==== Provided material ====
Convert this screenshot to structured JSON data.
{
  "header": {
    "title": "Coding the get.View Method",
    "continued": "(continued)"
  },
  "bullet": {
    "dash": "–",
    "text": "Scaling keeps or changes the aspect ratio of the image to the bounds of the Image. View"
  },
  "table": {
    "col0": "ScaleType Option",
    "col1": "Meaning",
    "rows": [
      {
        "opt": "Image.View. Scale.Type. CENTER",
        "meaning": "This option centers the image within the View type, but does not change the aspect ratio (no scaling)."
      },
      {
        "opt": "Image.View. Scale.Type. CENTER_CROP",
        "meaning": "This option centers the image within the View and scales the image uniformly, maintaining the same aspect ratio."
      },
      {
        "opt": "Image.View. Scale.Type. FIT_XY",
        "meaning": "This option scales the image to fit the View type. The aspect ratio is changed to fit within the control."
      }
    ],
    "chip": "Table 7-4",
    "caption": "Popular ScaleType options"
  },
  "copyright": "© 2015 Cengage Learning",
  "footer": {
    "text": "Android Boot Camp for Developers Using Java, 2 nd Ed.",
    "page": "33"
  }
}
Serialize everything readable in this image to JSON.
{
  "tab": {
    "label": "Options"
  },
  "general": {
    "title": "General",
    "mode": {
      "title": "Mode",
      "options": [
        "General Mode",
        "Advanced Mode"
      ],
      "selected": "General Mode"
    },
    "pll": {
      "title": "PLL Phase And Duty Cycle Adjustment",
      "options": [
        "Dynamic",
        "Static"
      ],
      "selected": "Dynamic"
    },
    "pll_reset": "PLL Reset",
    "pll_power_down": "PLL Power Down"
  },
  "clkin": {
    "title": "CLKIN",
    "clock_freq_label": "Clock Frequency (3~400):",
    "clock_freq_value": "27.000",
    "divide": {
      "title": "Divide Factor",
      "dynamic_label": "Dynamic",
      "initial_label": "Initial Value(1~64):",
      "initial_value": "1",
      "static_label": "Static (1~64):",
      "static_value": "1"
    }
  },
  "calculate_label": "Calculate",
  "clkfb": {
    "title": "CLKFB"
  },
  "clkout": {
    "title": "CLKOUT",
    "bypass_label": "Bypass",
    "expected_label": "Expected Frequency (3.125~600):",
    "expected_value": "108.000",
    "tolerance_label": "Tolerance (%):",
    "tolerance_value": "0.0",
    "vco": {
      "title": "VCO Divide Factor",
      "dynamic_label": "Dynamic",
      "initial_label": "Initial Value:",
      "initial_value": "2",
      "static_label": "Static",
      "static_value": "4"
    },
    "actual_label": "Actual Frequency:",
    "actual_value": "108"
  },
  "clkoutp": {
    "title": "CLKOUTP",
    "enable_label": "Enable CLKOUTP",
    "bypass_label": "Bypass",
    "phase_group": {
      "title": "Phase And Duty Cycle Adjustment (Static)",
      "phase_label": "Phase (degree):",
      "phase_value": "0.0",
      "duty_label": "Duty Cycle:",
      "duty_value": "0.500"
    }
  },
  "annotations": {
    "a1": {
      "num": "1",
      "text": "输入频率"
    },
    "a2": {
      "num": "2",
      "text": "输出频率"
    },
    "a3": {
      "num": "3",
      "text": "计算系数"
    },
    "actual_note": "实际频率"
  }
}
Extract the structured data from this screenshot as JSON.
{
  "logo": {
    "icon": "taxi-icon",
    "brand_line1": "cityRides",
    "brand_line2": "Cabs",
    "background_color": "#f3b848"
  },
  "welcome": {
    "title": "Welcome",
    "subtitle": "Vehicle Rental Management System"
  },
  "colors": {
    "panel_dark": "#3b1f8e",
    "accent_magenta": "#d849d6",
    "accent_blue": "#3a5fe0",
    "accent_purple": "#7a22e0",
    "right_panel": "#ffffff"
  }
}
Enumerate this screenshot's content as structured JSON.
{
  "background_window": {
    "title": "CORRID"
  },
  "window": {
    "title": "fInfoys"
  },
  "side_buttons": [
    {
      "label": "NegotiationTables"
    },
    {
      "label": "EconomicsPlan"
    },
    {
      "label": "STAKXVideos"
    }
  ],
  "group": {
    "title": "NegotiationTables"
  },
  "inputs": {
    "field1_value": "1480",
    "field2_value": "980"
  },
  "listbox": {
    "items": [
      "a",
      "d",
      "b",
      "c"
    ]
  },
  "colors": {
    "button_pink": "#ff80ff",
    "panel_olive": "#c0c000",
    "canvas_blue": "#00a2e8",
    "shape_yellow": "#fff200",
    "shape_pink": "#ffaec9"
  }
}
====
▶ **What is being asked**: Gather each line holding the string "screenshot".

▶ **Correct answer**:
Convert this screenshot to structured JSON data.
Extract the structured data from this screenshot as JSON.
Enumerate this screenshot's content as structured JSON.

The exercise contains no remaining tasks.